## What is being asked
Of all the lines in these entries, how many contain the string "päästä"? Give only that count.

## Material shown
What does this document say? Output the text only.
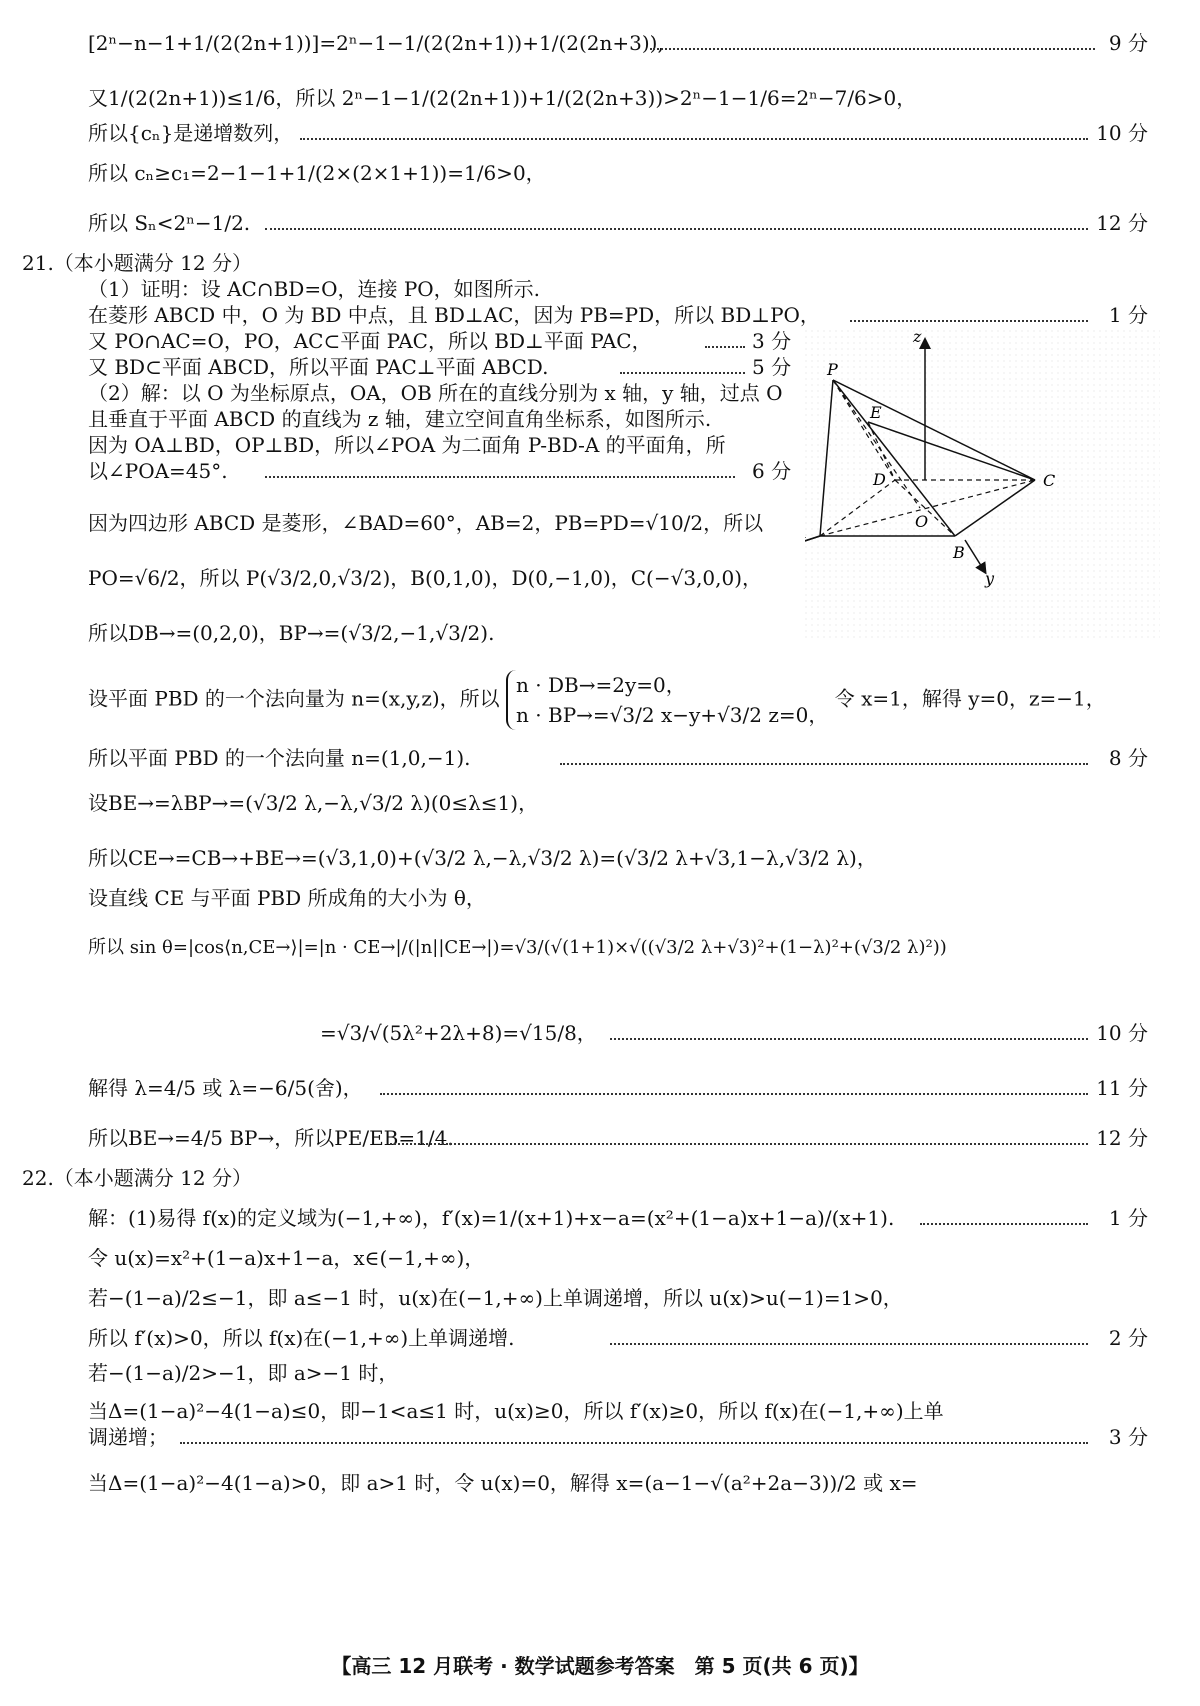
[2ⁿ−n−1+1/(2(2n+1))]=2ⁿ−1−1/(2(2n+1))+1/(2(2n+3)),	9 分
又1/(2(2n+1))≤1/6，所以 2ⁿ−1−1/(2(2n+1))+1/(2(2n+3))>2ⁿ−1−1/6=2ⁿ−7/6>0，
所以{cₙ}是递增数列，	10 分
所以 cₙ≥c₁=2−1−1+1/(2×(2×1+1))=1/6>0，
所以 Sₙ<2ⁿ−1/2.	12 分
21.（本小题满分 12 分）
（1）证明：设 AC∩BD=O，连接 PO，如图所示.
在菱形 ABCD 中，O 为 BD 中点，且 BD⊥AC，因为 PB=PD，所以 BD⊥PO，	1 分
又 PO∩AC=O，PO，AC⊂平面 PAC，所以 BD⊥平面 PAC，	3 分
又 BD⊂平面 ABCD，所以平面 PAC⊥平面 ABCD.	5 分
（2）解：以 O 为坐标原点，OA，OB 所在的直线分别为 x 轴，y 轴，过点 O
且垂直于平面 ABCD 的直线为 z 轴，建立空间直角坐标系，如图所示.
因为 OA⊥BD，OP⊥BD，所以∠POA 为二面角 P-BD-A 的平面角，所
以∠POA=45°.	6 分
因为四边形 ABCD 是菱形，∠BAD=60°，AB=2，PB=PD=√10/2，所以
PO=√6/2，所以 P(√3/2,0,√3/2)，B(0,1,0)，D(0,−1,0)，C(−√3,0,0)，
所以DB→=(0,2,0)，BP→=(√3/2,−1,√3/2).
设平面 PBD 的一个法向量为 n=(x,y,z)，所以 n · DB→=2y=0，
n · BP→=√3/2 x−y+√3/2 z=0， 令 x=1，解得 y=0，z=−1，
所以平面 PBD 的一个法向量 n=(1,0,−1).	8 分
设BE→=λBP→=(√3/2 λ,−λ,√3/2 λ)(0≤λ≤1)，
所以CE→=CB→+BE→=(√3,1,0)+(√3/2 λ,−λ,√3/2 λ)=(√3/2 λ+√3,1−λ,√3/2 λ)，
设直线 CE 与平面 PBD 所成角的大小为 θ，
所以 sin θ=|cos⟨n,CE→⟩|=|n · CE→|/(|n||CE→|)=√3/(√(1+1)×√((√3/2 λ+√3)²+(1−λ)²+(√3/2 λ)²))
=√3/√(5λ²+2λ+8)=√15/8，	10 分
解得 λ=4/5 或 λ=−6/5(舍)，	11 分
所以BE→=4/5 BP→，所以PE/EB=1/4.	12 分
22.（本小题满分 12 分）
解：(1)易得 f(x)的定义域为(−1,+∞)，f′(x)=1/(x+1)+x−a=(x²+(1−a)x+1−a)/(x+1).	1 分
令 u(x)=x²+(1−a)x+1−a，x∈(−1,+∞)，
若−(1−a)/2≤−1，即 a≤−1 时，u(x)在(−1,+∞)上单调递增，所以 u(x)>u(−1)=1>0，
所以 f′(x)>0，所以 f(x)在(−1,+∞)上单调递增.	2 分
若−(1−a)/2>−1，即 a>−1 时，
当Δ=(1−a)²−4(1−a)≤0，即−1<a≤1 时，u(x)≥0，所以 f′(x)≥0，所以 f(x)在(−1,+∞)上单
调递增；	3 分
当Δ=(1−a)²−4(1−a)>0，即 a>1 时，令 u(x)=0，解得 x=(a−1−√(a²+2a−3))/2 或 x=
z
P
E
D	C
O
B
y
【高三 12 月联考 · 数学试题参考答案　第 5 页(共 6 页)】
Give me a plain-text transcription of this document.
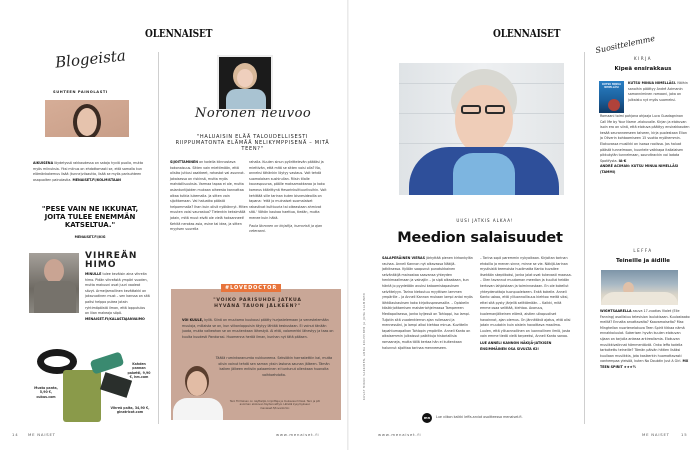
OLENNAISET
Blogeista
SUHTEEN PAINOLASTI
AIKUISENA löydetyssä rakkaudessa on sataja hyviä puolia, mutta myös miinuksia. Yksi miinus on ehdottomasti se, että samalla kun elämänkokemus lisää (tunne)viisautta, lisää se myös parisuhteen osapuolten painolastia. MENAISET.FI/KOLMISTAAN
"PESE VAIN NE IKKUNAT, JOITA TULEE ENEMMÄN KATSELTUA."
MENAISET.FI/KIG
VIHREÄN
HIMO
MINULLE tulee keväisin aina vihreän himo. Pidän vihreästä ympäri vuoden, mutta makuuni ovat juuri vaaleat sävyt. Armeijamallinen kevättakki on jokavuotinen must – sen kanssa on sitä paitsi helppo pukea jotain ryhtimäpäistä ilman, että lopputulos on liian makeaja söpö. MENAISET.FI/KALASTAJANVAIMO
Musta pantа, 5,90 €, cubus.com
Kahden pannan paketti, 9,90 €, hm.com
Vihreä paita, 34,90 €, ginatricot.com
Noronen neuvoo
"HALUAISIN ELÄÄ TALOUDELLISESTI RIIPPUMATONTA ELÄMÄÄ NELIKYMPPISENÄ – MITÄ TEEN?"
SIJOITTAMINEN on todella kiinnostava kokonaisuus. Sitten vain miettimään, että olisiko juttusi osakkeet, rahastot vai asunnot. Jakaisessa on riskinsä, mutta myös mahdollisuuksia. Varmaa tapaa ei ole, mutta asiantuntijoiden mukaan aiheesta kannattaa alkaa tutkia lukemalla. Ja sitten vain sijoittamaan. Vai haluatko päästä helpommalla? Ihan kuin olisit nyökännyt. Miten muuten voisi vaurastua? Tietenkin keksimällä jotain, mitä muut eivät ole vielä hoksanneet! Kehitä nerokas asia, esine tai idea, ja sitten myytsen suurella
rahalla. Kuulen sinun pyörittelevän päätäsi ja miettivän, että mitä se sitten voisi olla? No, onneksi tähänkin löytyy vastaus. Voit tehdä suomalaisen sushirullan. Riisin tilalle kauraspuuroa, päälle maksamakkaraa ja koko komeus käärittynä Hesarinkulttuurilvuihin. Voit kehittää sille tarinan kuten bisnesideoilla on tapana: 'että jo muinaiset suomalaiset rakastivat kulttuuria tai oikeastaan ahmivat sitä.' Vähän kaukaa haettua, tiedän, mutta menee kuin häkä.
Paula Noronen on kirjailija, humoristi ja ajan veteraani.
#LOVEDOCTOR
"VOIKO PARISUHDE JATKUA HYVÄNÄ TAUON JÄLKEEN?"
VOI KUULE, kyllä. Siinä on muutama kuukausi päätty hurjastelemaan ja venestelemään muuloja, millaista se on, kun viikonloppuisin täytyy lähtää keskustaan. Ei voinut tänään juoda, mutta valkeahan se on muutenkaan lähestyä. Ai että, valomerkki lähestyy ja taas on kuulta kuudesti Pandorasi. Huomenna herää ilman, kunhan nyt tätä pääsen.
Täällä ruminkaranumta nukkuneena. Seksiäkin harrastettiin kai, mutta olisin voinut tehdä sen saman yksin lastona saunan jälkeen. Tämän kaiken jälkeen entisiin palaaminen ei tuntunut ollenkaan huonolta vaihtoehdolta.
Tero Törmänen on näyttelijä, kirjoittaja ja mukavaa ihmisä. Tero ja piti avoimen elokuvan täydennettyä. Lähetä kysymyksesi: menaiset.fi/lovedoctor.
14	ME NAISET	www.menaiset.fi
OLENNAISET
KUVAT MIKKO SAKKINEN, ANNA KOLPPINEN JA JUHA SALMINEN
UUSI JATKIS ALKAA!
Meedion salaisuudet
SALAPERÄINEN VIERAS järkyttää pienen kirkonkylän rauhaa. Anneli Kannon nyt alkavassa Näkijä-jatkiksessa. Kylään saapunut punatukkainen selvänäkijä mainostaa saavansa yhteyden henkimaailmaan ja vainajiin – ja sipä alkaakaan, kun häntä jo pyydetään avuksi katoamistapauksen selvittelyyn. Tarina kietoutuu myyttisen lammen ympärille – ja Anneli Kannon mukaan lampi antoi myös lähtölaukauksen koko kirjoitusprosessille. – Opiskelin käsikirjoittamisen maisteriohjelmassa Tampereen Mediapolisessa, jonka kyljessä on Tohloppi, iso lampi. Tuijotin sitä vuodenkierron ajan ruilessani ja mennessäni, ja lampi alkoi kiehtoa minua. Kuvittelin tapahtumapaikan Tohlopin ympärille. Anneli Kanto on aikaisemmin julkaissut palkittuja historiallisia romaaneja, mutta tällä kertaa hän ei kuitenkaan halunnut sijoittaa tarinaa menneeseen.
– Tarina sopii paremmin nykyaikaan. Kirjoitan tarinan ehdoilla ja menen sinne, minne se vie. Näkijä-tarinan mystisistä teemoista huolimatta Kanto kuvailee itsekään skeptikoksi, jonka jalat ovat tukevasti maassa. – Olen tavannut muutaman meedion ja kuullut heidän kertovan lahjoistaan ja toiminnastaan. En ole kokellut yhteydenottoja tuonpuoleiseen. Enkä kokeile. Anneli Kanto uskoo, että yliluonnollisuus kiehtoo meitä siksi, ettei sitä pysty järjellä selittämään. – Kaikki, mitä emme osaa selittää, kiehtoo. Avaruus, kuolemanjälkeinen elämä, aistien ulkopuoliset havainnot, ajan olemus. On jännittävä ajatus, että olisi jotain muutakin kuin aistein havaittava maailma. Luulen, että yliluonnollinen on luonnollinen ilmiö, josta vain emme tiedä vielä tarpeeksi, Anneli Kanto sanoo.
LUE ANNELI KANNON NÄKIJÄ-JATKISEN ENSIMMÄINEN OSA SIVULTA 62!
mn	Lue viikon kaikki leffa-arviot osoitteessa menaiset.fi.
Suosittelemme
KIRJA
Kipeä ensirakkaus
KUTSU MINUA NIMELLÄSI
KUTSU MINUA NIMELLÄSI. Näihin sanoihin päättyy André Acimanin samanniminen romaani, joka on julkaistu nyt myös suomeksi.
Romaani toimi pohjana ohjaaja Luca Guadagninon Call Me by Your Name -elokuvalle. Kirjan ja elokuvan isoin ero on siinä, että elokuva päättyy ensirakkauden kesää seuranneeseen talveen, kirja puolestaan Elion ja Oliverin kohtaamiseen 15 vuotta myöhemmin. Elokuvassa musiikki on isossa roolissa. Jos haluat päästä tunnelmaan, kuuntele vaikkapa italialaisen pikkukylän tunnelmaan, soundtrackin voi ladata Spotifysta. IA-K
ANDRÉ ACIMAN: KUTSU MINUA NIMELLÄSI (TAMMI)
LEFFA
Teineille ja äidille
WIGHTSAARELLA asuva 17-vuotias Violet (Elle Fanning) osallistuu television laulukisaan. Kuulostaako meiltä? Ennalta arvattavalta? Kaavamaiselta? Max Minghellan nuortenelokuva Teen Spirit tikkaa nämä ennakkoluulot. Sokerisen hyvän kuulen elokuvan sijaan on tarjolla ankeaa arkirealismia. Elokuvan musiikkivalinnat hämmentävät. Onko leffa todella tarkoitettu teineille? Tämän päivän hittien lisäksi kuullaan musiikkia, jota kasikerkin huomattavasti vanhempaa yleisöä, kuten No Doubtin Just A Girl. MX TEEN SPIRIT ★★★½
www.menaiset.fi	ME NAISET	15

## Written answer
2